Dataset entries
* * * *
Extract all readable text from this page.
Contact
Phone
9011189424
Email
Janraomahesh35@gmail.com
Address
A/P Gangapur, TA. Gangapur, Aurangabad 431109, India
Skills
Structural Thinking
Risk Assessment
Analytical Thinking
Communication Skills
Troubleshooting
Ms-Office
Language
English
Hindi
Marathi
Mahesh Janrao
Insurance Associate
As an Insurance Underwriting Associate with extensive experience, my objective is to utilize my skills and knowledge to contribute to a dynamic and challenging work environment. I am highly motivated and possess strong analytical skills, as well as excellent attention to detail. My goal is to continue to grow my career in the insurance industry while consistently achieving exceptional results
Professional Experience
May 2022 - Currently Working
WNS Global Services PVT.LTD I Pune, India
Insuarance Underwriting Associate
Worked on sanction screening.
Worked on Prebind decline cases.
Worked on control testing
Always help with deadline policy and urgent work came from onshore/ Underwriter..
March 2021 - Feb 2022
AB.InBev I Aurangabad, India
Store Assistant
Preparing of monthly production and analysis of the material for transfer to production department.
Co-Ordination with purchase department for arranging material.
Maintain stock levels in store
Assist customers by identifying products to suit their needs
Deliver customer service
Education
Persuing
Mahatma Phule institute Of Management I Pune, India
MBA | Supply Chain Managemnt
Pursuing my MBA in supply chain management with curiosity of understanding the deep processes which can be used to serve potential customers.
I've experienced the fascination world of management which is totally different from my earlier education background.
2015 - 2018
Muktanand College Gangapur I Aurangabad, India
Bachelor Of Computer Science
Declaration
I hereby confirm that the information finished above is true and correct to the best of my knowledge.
* * * *
(PROBLEM DESCRIPTION): Return each line in the records that holds the string "knowledge".

(FINAL RESULT):
As an Insurance Underwriting Associate with extensive experience, my objective is to utilize my skills and knowledge to contribute to a dynamic and challenging work environment. I am highly motivated and possess strong analytical skills, as well as excellent attention to detail. My goal is to continue to grow my career in the insurance industry while consistently achieving exceptional results
I hereby confirm that the information finished above is true and correct to the best of my knowledge.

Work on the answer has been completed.